----- Data rows

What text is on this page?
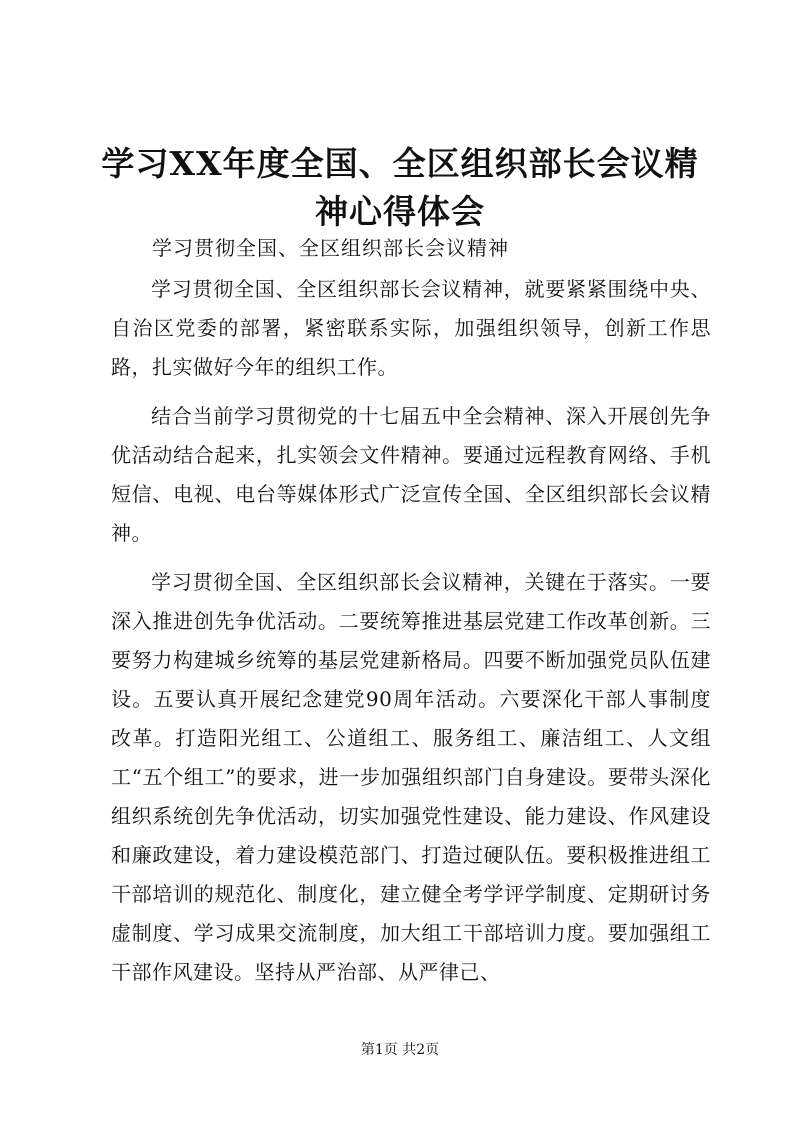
学习XX年度全国、全区组织部长会议精神心得体会
学习贯彻全国、全区组织部长会议精神

学习贯彻全国、全区组织部长会议精神，就要紧紧围绕中央、自治区党委的部署，紧密联系实际，加强组织领导，创新工作思路，扎实做好今年的组织工作。

结合当前学习贯彻党的十七届五中全会精神、深入开展创先争优活动结合起来，扎实领会文件精神。要通过远程教育网络、手机短信、电视、电台等媒体形式广泛宣传全国、全区组织部长会议精神。

学习贯彻全国、全区组织部长会议精神，关键在于落实。一要深入推进创先争优活动。二要统筹推进基层党建工作改革创新。三要努力构建城乡统筹的基层党建新格局。四要不断加强党员队伍建设。五要认真开展纪念建党90周年活动。六要深化干部人事制度改革。打造阳光组工、公道组工、服务组工、廉洁组工、人文组工“五个组工”的要求，进一步加强组织部门自身建设。要带头深化组织系统创先争优活动，切实加强党性建设、能力建设、作风建设和廉政建设，着力建设模范部门、打造过硬队伍。要积极推进组工干部培训的规范化、制度化，建立健全考学评学制度、定期研讨务虚制度、学习成果交流制度，加大组工干部培训力度。要加强组工干部作风建设。坚持从严治部、从严律己、

第1页 共2页
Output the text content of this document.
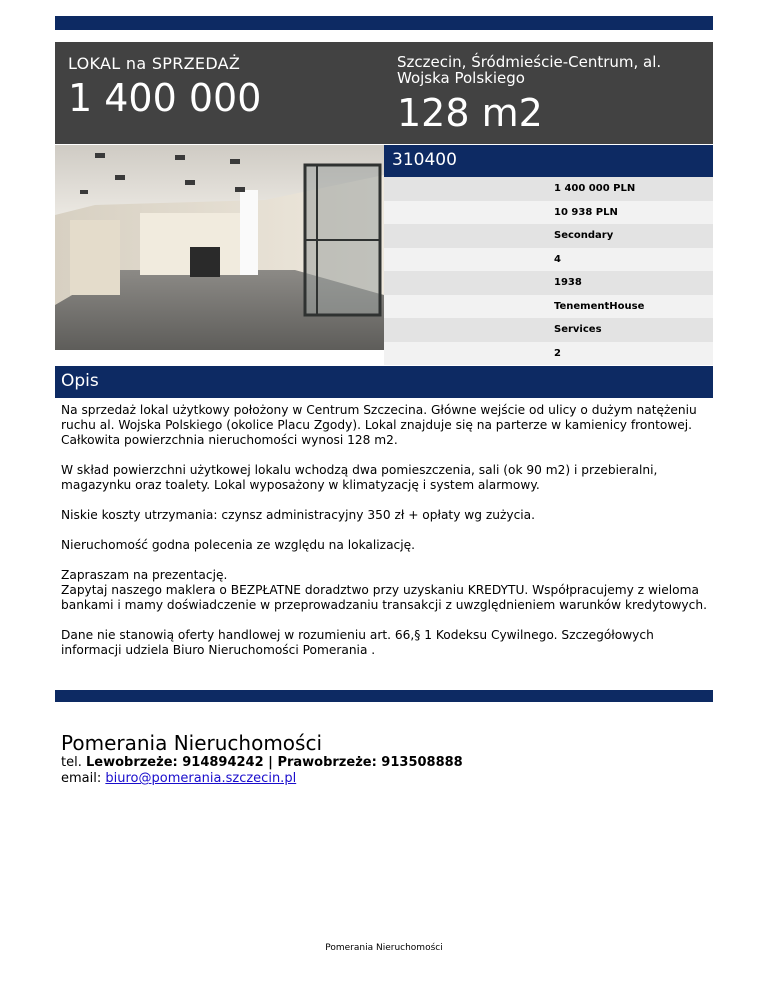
LOKAL na SPRZEDAŻ
1 400 000
Szczecin, Śródmieście-Centrum, al. Wojska Polskiego
128 m2
310400
1 400 000 PLN
10 938 PLN
Secondary
4
1938
TenementHouse
Services
2
Opis

Na sprzedaż lokal użytkowy położony w Centrum Szczecina. Główne wejście od ulicy o dużym natężeniu ruchu al. Wojska Polskiego (okolice Placu Zgody). Lokal znajduje się na parterze w kamienicy frontowej. Całkowita powierzchnia nieruchomości wynosi 128 m2.

W skład powierzchni użytkowej lokalu wchodzą dwa pomieszczenia, sali (ok 90 m2) i przebieralni, magazynku oraz toalety. Lokal wyposażony w klimatyzację i system alarmowy.

Niskie koszty utrzymania: czynsz administracyjny 350 zł + opłaty wg zużycia.

Nieruchomość godna polecenia ze względu na lokalizację.

Zapraszam na prezentację.
Zapytaj naszego maklera o BEZPŁATNE doradztwo przy uzyskaniu KREDYTU. Współpracujemy z wieloma bankami i mamy doświadczenie w przeprowadzaniu transakcji z uwzględnieniem warunków kredytowych.

Dane nie stanowią oferty handlowej w rozumieniu art. 66,§ 1 Kodeksu Cywilnego. Szczegółowych informacji udziela Biuro Nieruchomości Pomerania .

Pomerania Nieruchomości
tel. Lewobrzeże: 914894242 | Prawobrzeże: 913508888
email: biuro@pomerania.szczecin.pl
Pomerania Nieruchomości
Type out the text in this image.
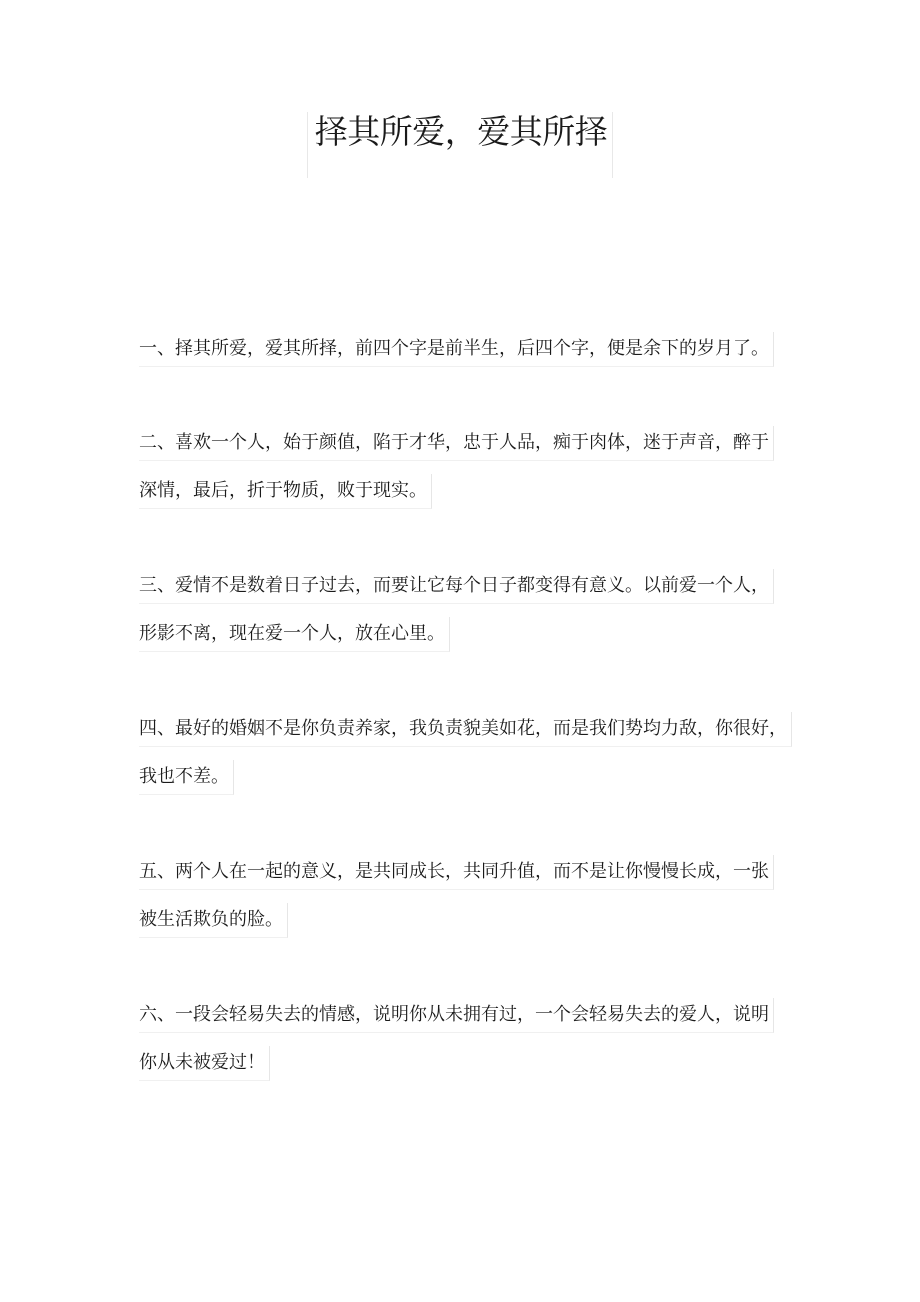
择其所爱，爱其所择
一、择其所爱，爱其所择，前四个字是前半生，后四个字，便是余下的岁月了。
二、喜欢一个人，始于颜值，陷于才华，忠于人品，痴于肉体，迷于声音，醉于
深情，最后，折于物质，败于现实。
三、爱情不是数着日子过去，而要让它每个日子都变得有意义。以前爱一个人，
形影不离，现在爱一个人，放在心里。
四、最好的婚姻不是你负责养家，我负责貌美如花，而是我们势均力敌，你很好，
我也不差。
五、两个人在一起的意义，是共同成长，共同升值，而不是让你慢慢长成，一张
被生活欺负的脸。
六、一段会轻易失去的情感，说明你从未拥有过，一个会轻易失去的爱人，说明
你从未被爱过！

----------

Reproduce the full listing faithfully, but do not carry over any pictures.

[Task answer]:
What text is on this page?
学习XX年度全国、全区组织部长会议精神心得体会
学习贯彻全国、全区组织部长会议精神

学习贯彻全国、全区组织部长会议精神，就要紧紧围绕中央、自治区党委的部署，紧密联系实际，加强组织领导，创新工作思路，扎实做好今年的组织工作。

结合当前学习贯彻党的十七届五中全会精神、深入开展创先争优活动结合起来，扎实领会文件精神。要通过远程教育网络、手机短信、电视、电台等媒体形式广泛宣传全国、全区组织部长会议精神。

学习贯彻全国、全区组织部长会议精神，关键在于落实。一要深入推进创先争优活动。二要统筹推进基层党建工作改革创新。三要努力构建城乡统筹的基层党建新格局。四要不断加强党员队伍建设。五要认真开展纪念建党90周年活动。六要深化干部人事制度改革。打造阳光组工、公道组工、服务组工、廉洁组工、人文组工“五个组工”的要求，进一步加强组织部门自身建设。要带头深化组织系统创先争优活动，切实加强党性建设、能力建设、作风建设和廉政建设，着力建设模范部门、打造过硬队伍。要积极推进组工干部培训的规范化、制度化，建立健全考学评学制度、定期研讨务虚制度、学习成果交流制度，加大组工干部培训力度。要加强组工干部作风建设。坚持从严治部、从严律己、

第1页 共2页
Output the text content of this document.
LOKAL na SPRZEDAŻ
1 400 000
Szczecin, Śródmieście-Centrum, al. Wojska Polskiego
128 m2
310400
1 400 000 PLN
10 938 PLN
Secondary
4
1938
TenementHouse
Services
2
Opis

Na sprzedaż lokal użytkowy położony w Centrum Szczecina. Główne wejście od ulicy o dużym natężeniu ruchu al. Wojska Polskiego (okolice Placu Zgody). Lokal znajduje się na parterze w kamienicy frontowej. Całkowita powierzchnia nieruchomości wynosi 128 m2.

W skład powierzchni użytkowej lokalu wchodzą dwa pomieszczenia, sali (ok 90 m2) i przebieralni, magazynku oraz toalety. Lokal wyposażony w klimatyzację i system alarmowy.

Niskie koszty utrzymania: czynsz administracyjny 350 zł + opłaty wg zużycia.

Nieruchomość godna polecenia ze względu na lokalizację.

Zapraszam na prezentację.
Zapytaj naszego maklera o BEZPŁATNE doradztwo przy uzyskaniu KREDYTU. Współpracujemy z wieloma bankami i mamy doświadczenie w przeprowadzaniu transakcji z uwzględnieniem warunków kredytowych.

Dane nie stanowią oferty handlowej w rozumieniu art. 66,§ 1 Kodeksu Cywilnego. Szczegółowych informacji udziela Biuro Nieruchomości Pomerania .

Pomerania Nieruchomości
tel. Lewobrzeże: 914894242 | Prawobrzeże: 913508888
email: biuro@pomerania.szczecin.pl
Pomerania Nieruchomości
Type out the text in this image.
择其所爱，爱其所择
一、择其所爱，爱其所择，前四个字是前半生，后四个字，便是余下的岁月了。
二、喜欢一个人，始于颜值，陷于才华，忠于人品，痴于肉体，迷于声音，醉于
深情，最后，折于物质，败于现实。
三、爱情不是数着日子过去，而要让它每个日子都变得有意义。以前爱一个人，
形影不离，现在爱一个人，放在心里。
四、最好的婚姻不是你负责养家，我负责貌美如花，而是我们势均力敌，你很好，
我也不差。
五、两个人在一起的意义，是共同成长，共同升值，而不是让你慢慢长成，一张
被生活欺负的脸。
六、一段会轻易失去的情感，说明你从未拥有过，一个会轻易失去的爱人，说明
你从未被爱过！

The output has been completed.